→ WHAT THE EXERCISE ASKS
Return all lines with the word "体液调节" in them.

→ RECORDS SHOWN
▼

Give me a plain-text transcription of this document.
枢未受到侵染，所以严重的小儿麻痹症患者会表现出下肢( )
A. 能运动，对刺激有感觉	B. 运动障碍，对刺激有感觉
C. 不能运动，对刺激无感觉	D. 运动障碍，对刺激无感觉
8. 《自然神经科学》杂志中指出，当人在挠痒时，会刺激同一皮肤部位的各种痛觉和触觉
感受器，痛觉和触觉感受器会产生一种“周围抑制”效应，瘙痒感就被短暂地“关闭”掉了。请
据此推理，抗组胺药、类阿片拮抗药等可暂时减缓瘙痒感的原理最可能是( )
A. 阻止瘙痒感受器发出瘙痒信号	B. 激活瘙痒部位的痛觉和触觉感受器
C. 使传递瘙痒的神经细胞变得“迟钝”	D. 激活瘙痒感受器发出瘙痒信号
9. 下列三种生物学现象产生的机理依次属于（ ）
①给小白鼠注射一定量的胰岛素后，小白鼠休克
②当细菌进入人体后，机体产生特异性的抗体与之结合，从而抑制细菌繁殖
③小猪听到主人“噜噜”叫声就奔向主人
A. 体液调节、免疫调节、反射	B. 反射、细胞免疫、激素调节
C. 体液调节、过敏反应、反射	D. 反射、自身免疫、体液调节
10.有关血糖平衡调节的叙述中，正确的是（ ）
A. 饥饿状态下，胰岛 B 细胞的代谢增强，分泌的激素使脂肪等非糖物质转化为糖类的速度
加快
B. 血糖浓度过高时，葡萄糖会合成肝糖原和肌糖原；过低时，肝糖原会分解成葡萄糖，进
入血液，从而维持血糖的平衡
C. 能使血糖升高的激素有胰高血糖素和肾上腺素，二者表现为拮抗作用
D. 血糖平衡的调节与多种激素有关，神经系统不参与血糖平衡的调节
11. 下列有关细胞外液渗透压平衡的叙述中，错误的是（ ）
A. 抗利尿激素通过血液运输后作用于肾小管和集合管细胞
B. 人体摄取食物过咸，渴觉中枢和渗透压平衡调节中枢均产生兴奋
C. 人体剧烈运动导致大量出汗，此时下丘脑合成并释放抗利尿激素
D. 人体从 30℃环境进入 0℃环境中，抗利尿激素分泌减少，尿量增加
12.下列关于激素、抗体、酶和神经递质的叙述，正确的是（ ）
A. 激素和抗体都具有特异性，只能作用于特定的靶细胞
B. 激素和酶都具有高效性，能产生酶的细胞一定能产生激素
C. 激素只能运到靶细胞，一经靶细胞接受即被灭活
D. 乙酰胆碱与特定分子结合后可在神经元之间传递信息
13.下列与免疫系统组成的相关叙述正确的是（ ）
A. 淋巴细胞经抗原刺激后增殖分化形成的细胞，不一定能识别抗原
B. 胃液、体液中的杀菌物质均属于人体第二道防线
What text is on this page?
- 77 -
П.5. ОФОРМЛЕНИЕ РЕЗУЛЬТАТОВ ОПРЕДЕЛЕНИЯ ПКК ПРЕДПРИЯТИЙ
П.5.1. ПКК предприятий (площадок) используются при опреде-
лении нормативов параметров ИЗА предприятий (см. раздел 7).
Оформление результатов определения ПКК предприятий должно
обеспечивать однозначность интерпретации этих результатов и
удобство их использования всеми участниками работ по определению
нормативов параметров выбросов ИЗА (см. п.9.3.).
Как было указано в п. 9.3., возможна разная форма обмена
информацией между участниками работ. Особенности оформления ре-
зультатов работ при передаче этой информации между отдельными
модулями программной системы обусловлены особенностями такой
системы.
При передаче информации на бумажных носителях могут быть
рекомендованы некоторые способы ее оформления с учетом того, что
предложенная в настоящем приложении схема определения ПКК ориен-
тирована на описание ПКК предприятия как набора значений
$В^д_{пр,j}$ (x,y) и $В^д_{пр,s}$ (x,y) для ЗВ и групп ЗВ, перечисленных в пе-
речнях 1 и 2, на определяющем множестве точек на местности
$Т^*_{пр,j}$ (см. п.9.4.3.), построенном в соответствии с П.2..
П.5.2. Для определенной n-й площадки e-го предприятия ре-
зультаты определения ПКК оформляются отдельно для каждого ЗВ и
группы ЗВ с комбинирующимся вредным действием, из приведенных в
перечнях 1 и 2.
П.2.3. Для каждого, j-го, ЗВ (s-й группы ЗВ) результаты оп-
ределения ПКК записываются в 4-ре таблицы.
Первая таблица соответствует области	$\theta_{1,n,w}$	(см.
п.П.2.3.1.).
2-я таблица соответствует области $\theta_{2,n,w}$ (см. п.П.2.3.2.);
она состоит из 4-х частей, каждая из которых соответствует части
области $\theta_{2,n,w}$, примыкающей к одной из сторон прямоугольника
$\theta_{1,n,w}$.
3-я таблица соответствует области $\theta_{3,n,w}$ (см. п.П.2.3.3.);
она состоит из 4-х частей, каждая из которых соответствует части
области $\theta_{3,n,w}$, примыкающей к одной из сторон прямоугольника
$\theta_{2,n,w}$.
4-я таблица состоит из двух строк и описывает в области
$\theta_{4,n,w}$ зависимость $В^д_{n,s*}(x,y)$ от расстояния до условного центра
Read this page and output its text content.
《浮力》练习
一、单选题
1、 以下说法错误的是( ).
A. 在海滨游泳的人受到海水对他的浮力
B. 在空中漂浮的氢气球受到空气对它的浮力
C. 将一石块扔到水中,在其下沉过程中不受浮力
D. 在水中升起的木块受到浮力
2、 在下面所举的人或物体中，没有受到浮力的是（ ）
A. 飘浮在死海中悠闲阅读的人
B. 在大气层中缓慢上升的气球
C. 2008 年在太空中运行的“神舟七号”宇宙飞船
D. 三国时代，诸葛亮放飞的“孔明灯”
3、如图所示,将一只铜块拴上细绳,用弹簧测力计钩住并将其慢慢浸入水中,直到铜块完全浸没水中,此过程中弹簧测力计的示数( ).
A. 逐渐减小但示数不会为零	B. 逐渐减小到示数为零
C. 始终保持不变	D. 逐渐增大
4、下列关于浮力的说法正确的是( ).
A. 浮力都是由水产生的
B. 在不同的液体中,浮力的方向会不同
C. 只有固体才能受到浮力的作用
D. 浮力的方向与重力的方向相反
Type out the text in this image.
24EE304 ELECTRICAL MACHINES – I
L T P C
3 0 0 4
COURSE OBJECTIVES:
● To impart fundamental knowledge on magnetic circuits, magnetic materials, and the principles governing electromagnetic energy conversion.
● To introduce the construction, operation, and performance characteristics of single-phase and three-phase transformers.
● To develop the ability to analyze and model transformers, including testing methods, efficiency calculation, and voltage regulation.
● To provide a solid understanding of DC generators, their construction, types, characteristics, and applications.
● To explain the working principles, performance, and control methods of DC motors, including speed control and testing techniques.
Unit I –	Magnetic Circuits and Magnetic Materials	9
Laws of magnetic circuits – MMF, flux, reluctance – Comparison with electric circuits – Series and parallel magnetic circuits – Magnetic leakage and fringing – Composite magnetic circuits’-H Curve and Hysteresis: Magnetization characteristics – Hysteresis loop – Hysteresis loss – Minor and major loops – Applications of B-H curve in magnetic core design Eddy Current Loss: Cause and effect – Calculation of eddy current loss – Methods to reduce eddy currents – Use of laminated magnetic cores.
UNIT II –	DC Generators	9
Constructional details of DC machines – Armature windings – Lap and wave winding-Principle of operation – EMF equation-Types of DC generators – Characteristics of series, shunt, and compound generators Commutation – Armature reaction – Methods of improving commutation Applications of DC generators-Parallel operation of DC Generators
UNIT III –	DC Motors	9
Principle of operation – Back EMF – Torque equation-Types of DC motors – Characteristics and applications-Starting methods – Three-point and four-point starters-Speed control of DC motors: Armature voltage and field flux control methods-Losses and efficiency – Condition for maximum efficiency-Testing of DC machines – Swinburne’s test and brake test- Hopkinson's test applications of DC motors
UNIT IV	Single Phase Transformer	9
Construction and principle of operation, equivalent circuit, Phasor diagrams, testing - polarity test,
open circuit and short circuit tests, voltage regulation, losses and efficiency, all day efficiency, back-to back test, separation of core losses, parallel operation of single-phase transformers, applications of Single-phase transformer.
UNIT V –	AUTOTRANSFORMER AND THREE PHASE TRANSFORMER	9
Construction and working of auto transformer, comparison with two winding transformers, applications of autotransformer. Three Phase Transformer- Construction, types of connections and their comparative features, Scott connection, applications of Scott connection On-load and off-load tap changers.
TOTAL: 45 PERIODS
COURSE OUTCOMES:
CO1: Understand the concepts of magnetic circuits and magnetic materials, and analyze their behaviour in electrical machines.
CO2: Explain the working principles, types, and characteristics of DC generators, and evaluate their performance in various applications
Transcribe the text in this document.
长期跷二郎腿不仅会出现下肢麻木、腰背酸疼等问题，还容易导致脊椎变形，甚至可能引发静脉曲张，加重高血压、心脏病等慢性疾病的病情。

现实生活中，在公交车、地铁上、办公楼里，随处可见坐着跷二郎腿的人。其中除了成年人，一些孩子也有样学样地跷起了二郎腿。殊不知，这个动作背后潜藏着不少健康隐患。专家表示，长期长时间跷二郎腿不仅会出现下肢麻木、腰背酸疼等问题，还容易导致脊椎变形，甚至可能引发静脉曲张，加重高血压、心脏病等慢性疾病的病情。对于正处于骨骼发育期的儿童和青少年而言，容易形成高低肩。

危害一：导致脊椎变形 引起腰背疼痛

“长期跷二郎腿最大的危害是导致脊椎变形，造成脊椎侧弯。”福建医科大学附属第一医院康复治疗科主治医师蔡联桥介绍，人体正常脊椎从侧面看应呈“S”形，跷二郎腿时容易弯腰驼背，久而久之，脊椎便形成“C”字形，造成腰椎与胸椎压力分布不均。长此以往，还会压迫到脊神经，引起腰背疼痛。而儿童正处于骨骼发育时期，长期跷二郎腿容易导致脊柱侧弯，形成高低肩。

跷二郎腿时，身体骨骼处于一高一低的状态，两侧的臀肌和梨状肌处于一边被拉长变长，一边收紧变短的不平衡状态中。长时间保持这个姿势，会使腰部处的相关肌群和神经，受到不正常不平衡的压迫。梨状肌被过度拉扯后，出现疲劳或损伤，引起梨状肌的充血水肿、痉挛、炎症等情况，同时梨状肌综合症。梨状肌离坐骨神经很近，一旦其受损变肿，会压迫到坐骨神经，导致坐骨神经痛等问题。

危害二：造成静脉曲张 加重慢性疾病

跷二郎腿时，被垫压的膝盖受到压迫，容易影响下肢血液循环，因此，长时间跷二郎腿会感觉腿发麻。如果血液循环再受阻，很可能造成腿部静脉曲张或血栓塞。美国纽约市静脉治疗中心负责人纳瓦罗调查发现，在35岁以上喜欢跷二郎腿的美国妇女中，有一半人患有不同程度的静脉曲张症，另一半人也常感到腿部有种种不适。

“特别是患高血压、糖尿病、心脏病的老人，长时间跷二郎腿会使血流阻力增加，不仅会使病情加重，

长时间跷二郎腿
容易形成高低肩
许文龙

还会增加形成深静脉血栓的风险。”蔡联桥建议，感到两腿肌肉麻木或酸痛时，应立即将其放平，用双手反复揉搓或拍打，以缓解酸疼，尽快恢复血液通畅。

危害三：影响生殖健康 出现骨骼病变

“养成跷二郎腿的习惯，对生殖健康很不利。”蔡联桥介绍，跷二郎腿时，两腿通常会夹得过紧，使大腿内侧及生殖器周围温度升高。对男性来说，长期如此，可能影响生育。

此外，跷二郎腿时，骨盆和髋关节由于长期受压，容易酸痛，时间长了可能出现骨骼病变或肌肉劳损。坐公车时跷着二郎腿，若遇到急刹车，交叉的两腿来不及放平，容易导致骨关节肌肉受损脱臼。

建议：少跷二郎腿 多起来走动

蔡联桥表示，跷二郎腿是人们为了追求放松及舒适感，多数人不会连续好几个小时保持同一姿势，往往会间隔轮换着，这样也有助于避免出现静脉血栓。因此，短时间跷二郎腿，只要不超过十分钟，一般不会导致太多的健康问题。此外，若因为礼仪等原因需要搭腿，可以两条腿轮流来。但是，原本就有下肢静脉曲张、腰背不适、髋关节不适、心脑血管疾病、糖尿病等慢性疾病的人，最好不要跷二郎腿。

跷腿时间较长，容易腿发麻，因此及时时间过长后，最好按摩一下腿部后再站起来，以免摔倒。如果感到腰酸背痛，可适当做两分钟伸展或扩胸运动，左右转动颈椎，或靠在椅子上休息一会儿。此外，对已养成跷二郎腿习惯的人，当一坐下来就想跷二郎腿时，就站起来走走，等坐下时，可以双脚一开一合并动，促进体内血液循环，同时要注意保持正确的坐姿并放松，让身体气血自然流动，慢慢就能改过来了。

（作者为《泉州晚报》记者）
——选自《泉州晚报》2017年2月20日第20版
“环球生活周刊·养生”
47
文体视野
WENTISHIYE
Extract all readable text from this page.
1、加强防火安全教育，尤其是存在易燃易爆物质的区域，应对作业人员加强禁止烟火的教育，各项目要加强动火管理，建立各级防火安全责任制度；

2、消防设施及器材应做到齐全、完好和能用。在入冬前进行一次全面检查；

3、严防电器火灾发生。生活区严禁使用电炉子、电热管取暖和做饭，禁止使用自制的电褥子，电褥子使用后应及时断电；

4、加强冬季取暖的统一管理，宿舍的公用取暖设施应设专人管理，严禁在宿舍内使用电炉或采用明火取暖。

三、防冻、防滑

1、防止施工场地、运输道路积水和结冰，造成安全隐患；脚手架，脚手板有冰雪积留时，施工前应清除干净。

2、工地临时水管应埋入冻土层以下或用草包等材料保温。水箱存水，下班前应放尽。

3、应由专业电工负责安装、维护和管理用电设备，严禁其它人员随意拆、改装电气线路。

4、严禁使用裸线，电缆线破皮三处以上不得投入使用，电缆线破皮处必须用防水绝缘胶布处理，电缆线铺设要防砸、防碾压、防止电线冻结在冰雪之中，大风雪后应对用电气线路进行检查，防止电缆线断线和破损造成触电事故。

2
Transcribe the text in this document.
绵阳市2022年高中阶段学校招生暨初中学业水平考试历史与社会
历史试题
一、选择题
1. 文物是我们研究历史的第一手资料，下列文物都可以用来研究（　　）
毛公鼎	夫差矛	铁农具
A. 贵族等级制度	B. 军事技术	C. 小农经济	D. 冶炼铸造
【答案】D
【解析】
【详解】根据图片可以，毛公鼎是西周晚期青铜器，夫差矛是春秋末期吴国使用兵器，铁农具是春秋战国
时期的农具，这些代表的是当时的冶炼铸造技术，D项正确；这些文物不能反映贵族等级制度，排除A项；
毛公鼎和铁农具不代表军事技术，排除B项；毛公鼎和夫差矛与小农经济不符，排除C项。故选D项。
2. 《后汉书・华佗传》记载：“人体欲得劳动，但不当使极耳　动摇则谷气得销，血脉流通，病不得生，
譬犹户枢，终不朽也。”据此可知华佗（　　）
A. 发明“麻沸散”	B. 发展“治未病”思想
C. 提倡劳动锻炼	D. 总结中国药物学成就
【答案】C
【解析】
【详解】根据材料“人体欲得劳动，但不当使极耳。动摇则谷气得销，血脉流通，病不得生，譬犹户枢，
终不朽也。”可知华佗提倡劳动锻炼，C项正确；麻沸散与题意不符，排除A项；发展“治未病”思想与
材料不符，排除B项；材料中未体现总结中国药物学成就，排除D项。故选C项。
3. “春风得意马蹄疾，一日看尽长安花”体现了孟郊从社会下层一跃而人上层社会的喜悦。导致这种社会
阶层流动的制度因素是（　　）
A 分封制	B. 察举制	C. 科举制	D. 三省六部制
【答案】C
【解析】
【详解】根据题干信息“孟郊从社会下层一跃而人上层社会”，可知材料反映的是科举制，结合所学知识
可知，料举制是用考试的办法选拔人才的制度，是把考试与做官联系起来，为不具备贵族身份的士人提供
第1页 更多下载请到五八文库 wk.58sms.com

▲

→ RESULT FOR THIS TASK
A. 体液调节、免疫调节、反射	B. 反射、细胞免疫、激素调节
C. 体液调节、过敏反应、反射	D. 反射、自身免疫、体液调节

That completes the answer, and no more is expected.